[Extracted records]
————————

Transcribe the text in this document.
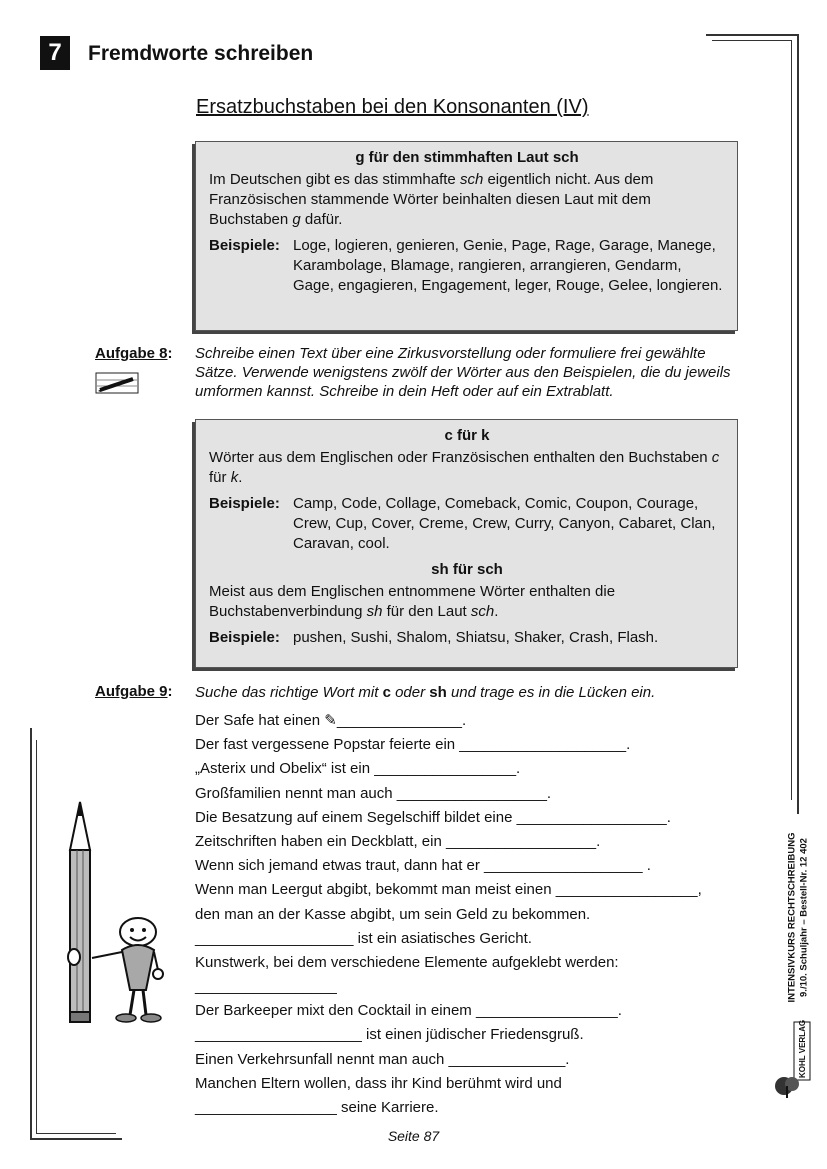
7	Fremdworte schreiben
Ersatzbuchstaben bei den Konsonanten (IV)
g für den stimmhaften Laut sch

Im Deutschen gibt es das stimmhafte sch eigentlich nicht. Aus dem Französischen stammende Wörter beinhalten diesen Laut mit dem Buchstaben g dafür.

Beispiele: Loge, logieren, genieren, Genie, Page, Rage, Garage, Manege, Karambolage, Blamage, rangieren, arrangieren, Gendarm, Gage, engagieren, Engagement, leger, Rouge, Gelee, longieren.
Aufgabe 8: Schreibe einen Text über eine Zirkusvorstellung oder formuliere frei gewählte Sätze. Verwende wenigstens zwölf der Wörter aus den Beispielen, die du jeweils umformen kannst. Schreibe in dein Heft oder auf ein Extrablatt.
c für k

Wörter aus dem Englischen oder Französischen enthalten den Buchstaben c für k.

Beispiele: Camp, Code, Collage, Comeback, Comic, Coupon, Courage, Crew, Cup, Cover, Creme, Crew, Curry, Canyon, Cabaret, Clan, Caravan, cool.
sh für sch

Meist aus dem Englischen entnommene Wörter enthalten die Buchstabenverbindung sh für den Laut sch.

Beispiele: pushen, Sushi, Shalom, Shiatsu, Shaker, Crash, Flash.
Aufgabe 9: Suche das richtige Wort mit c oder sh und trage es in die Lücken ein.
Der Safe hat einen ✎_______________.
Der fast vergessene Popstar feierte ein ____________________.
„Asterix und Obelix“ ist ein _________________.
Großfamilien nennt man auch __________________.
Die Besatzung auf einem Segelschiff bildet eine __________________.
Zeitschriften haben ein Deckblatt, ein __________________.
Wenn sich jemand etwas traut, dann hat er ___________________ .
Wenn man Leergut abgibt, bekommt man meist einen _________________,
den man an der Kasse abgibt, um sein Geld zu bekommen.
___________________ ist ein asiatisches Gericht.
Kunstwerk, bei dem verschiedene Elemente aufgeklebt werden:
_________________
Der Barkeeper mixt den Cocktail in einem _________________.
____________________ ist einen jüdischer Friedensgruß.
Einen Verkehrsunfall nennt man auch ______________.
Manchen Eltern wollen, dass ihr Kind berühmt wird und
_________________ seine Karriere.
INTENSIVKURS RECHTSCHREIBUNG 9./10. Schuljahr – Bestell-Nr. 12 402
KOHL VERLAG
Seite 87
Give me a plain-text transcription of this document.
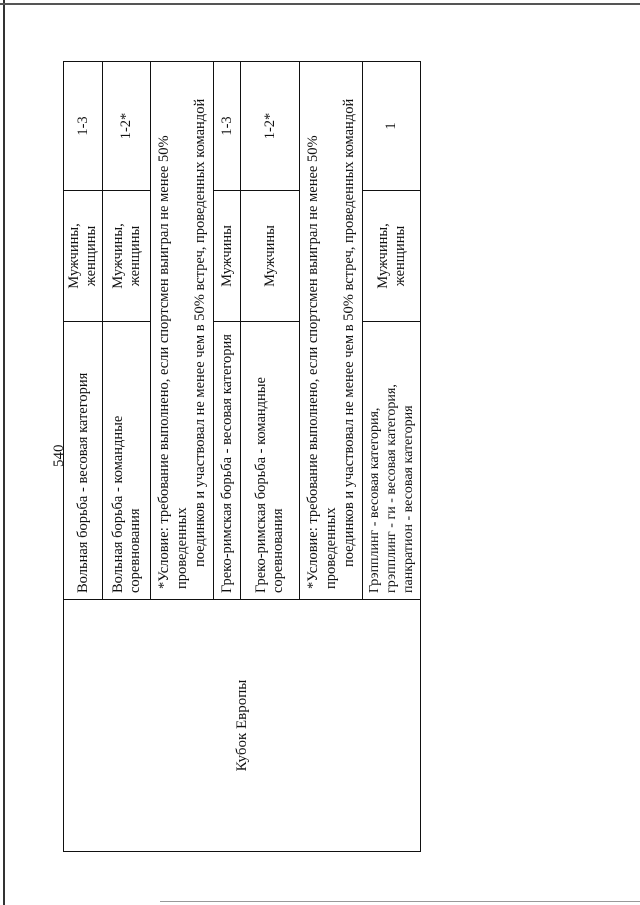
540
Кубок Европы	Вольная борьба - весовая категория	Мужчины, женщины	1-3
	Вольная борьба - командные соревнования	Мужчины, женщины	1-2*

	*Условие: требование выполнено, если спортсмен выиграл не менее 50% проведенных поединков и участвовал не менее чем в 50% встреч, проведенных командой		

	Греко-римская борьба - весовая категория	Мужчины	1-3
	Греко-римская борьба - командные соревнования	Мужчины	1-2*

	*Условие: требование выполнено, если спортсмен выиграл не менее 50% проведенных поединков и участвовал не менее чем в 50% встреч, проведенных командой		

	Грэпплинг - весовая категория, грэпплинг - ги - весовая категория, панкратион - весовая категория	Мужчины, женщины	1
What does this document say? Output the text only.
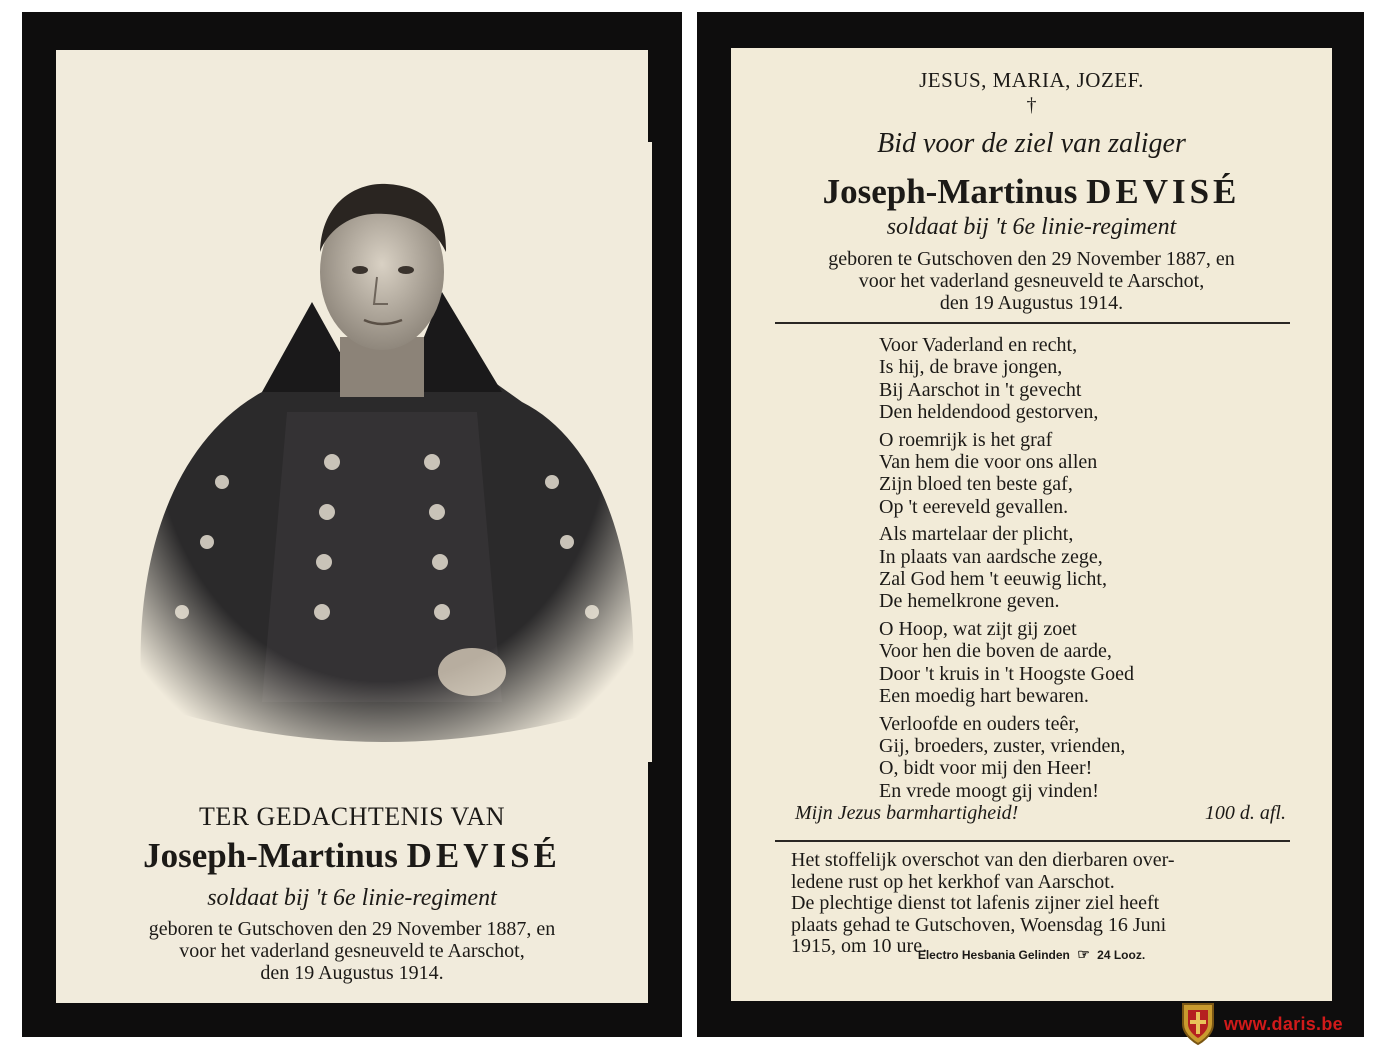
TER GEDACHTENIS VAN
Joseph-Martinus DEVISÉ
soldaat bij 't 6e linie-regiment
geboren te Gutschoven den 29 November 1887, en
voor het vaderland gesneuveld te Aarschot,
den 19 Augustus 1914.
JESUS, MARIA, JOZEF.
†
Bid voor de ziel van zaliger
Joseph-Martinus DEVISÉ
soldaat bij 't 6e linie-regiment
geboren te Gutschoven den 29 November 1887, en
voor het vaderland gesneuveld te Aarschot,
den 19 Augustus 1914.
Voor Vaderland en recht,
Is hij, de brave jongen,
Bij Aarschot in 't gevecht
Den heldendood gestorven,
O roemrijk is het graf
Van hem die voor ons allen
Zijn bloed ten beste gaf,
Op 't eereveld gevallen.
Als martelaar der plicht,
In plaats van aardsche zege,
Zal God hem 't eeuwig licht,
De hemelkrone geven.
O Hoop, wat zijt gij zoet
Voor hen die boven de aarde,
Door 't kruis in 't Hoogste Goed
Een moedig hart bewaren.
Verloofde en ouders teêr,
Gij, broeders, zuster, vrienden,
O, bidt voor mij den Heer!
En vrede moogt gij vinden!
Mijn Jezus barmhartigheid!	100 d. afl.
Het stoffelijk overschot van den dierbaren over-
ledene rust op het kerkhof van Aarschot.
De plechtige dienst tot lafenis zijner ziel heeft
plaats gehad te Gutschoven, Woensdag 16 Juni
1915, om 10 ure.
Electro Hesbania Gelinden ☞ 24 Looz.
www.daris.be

————————

> _WRITTEN REQUEST_: Copy all lines from the data that hold the word "Französischen".

> _EXERCISE OUTPUT_:
Im Deutschen gibt es das stimmhafte sch eigentlich nicht. Aus dem Französischen stammende Wörter beinhalten diesen Laut mit dem Buchstaben g dafür.
Wörter aus dem Englischen oder Französischen enthalten den Buchstaben c für k.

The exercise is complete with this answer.